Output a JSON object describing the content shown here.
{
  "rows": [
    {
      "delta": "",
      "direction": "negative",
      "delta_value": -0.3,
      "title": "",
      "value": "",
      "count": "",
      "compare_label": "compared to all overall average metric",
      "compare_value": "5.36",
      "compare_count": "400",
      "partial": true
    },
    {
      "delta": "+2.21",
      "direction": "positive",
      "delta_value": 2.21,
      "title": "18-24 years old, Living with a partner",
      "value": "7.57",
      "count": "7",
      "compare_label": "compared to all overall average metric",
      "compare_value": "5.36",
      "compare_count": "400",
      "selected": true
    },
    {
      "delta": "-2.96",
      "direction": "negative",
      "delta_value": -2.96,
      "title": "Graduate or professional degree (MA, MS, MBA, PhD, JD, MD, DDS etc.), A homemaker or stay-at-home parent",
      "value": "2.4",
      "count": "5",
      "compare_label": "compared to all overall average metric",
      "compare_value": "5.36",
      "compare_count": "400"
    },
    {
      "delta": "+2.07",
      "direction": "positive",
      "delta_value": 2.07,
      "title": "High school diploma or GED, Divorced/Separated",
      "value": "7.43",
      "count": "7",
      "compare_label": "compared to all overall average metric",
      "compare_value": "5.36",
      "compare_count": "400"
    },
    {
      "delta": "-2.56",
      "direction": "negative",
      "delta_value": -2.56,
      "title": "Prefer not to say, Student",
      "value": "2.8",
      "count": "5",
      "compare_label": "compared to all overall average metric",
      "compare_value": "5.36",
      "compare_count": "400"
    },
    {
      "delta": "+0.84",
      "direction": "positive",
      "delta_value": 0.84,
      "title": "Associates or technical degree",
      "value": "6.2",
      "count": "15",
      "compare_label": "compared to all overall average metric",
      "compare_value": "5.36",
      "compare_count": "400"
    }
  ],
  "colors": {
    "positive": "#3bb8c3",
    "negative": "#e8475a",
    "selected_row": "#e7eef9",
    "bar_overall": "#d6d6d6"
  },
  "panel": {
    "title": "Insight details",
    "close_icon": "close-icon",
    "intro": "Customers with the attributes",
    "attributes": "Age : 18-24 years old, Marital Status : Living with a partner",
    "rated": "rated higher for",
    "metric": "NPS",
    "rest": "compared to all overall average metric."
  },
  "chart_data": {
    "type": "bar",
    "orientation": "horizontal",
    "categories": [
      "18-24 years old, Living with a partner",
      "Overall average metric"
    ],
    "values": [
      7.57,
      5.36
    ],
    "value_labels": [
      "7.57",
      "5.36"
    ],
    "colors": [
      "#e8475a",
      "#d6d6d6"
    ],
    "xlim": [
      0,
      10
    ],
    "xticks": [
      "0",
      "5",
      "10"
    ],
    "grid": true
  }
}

◆ Task directions
Report all lines of the material that contain the word "true".

◆ Response to this task
      "partial": true
      "selected": true
    "grid": true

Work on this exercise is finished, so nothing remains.